- [OBJECTIVE] Go through the records and extract every line with the word "整理汇总".

══════════════════════════════

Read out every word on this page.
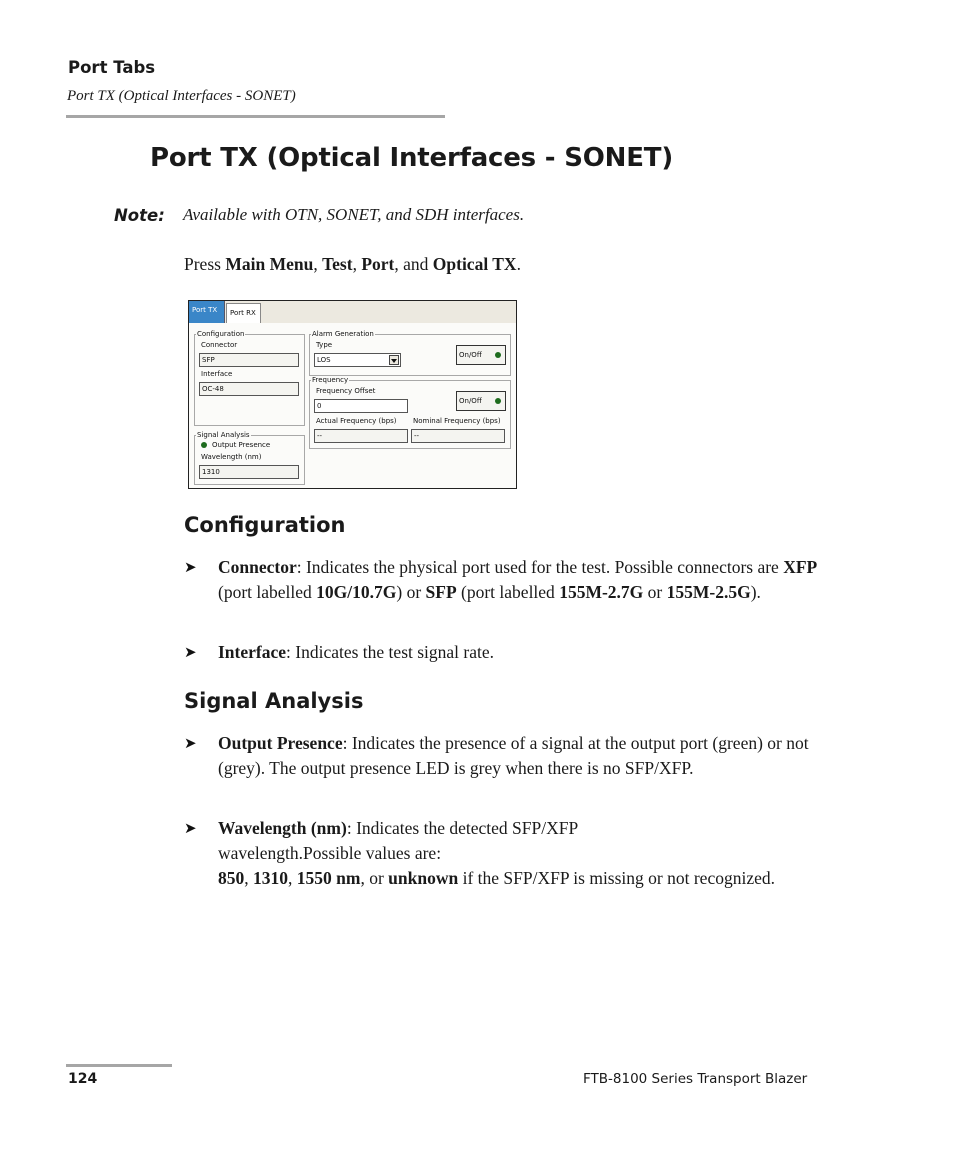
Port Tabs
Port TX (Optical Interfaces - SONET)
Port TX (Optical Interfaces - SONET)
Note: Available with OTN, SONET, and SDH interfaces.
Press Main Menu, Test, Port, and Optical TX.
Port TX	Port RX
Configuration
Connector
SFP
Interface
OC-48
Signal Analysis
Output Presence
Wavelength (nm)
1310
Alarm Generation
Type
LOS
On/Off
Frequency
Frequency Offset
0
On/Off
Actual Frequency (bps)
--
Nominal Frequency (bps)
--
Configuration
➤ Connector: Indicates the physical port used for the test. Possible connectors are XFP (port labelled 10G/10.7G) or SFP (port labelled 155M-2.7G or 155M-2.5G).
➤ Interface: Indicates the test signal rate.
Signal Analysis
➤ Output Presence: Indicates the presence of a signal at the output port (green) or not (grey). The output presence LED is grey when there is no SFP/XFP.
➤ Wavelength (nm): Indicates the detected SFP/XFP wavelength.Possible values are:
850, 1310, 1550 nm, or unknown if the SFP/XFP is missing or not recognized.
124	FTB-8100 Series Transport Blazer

══════════════════════════════

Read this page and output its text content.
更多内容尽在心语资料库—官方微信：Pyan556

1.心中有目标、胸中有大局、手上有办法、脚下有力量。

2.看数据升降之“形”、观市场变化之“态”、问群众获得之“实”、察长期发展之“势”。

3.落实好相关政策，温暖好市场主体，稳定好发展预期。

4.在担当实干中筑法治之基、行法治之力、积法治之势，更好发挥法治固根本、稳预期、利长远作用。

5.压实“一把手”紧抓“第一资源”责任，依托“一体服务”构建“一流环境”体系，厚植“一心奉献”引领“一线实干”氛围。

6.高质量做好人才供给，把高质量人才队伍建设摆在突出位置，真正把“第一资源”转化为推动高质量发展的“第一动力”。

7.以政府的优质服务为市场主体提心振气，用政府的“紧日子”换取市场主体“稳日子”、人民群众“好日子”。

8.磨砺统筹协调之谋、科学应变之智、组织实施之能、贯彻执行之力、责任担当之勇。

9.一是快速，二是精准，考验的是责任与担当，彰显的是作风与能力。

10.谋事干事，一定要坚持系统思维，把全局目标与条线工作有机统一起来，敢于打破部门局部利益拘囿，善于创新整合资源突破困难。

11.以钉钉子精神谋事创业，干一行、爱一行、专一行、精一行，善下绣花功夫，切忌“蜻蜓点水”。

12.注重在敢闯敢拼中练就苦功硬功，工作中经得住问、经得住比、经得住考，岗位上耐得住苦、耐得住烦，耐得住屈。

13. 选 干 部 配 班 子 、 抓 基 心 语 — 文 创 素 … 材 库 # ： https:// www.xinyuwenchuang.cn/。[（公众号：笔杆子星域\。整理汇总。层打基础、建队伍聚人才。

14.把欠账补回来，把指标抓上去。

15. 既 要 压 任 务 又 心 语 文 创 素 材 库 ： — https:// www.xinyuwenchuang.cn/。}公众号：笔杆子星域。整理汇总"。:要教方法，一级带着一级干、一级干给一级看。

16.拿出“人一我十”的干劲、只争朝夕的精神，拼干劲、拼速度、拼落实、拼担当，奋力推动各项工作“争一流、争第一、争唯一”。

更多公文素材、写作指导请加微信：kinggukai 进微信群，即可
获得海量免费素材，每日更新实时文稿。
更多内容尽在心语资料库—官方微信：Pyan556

══════════════════════════════

- [ANSWER TO THE PROBLEM]
13. 选 干 部 配 班 子 、 抓 基 心 语 — 文 创 素 … 材 库 # ： https:// www.xinyuwenchuang.cn/。[（公众号：笔杆子星域\。整理汇总。层打基础、建队伍聚人才。
15. 既 要 压 任 务 又 心 语 文 创 素 材 库 ： — https:// www.xinyuwenchuang.cn/。}公众号：笔杆子星域。整理汇总"。:要教方法，一级带着一级干、一级干给一级看。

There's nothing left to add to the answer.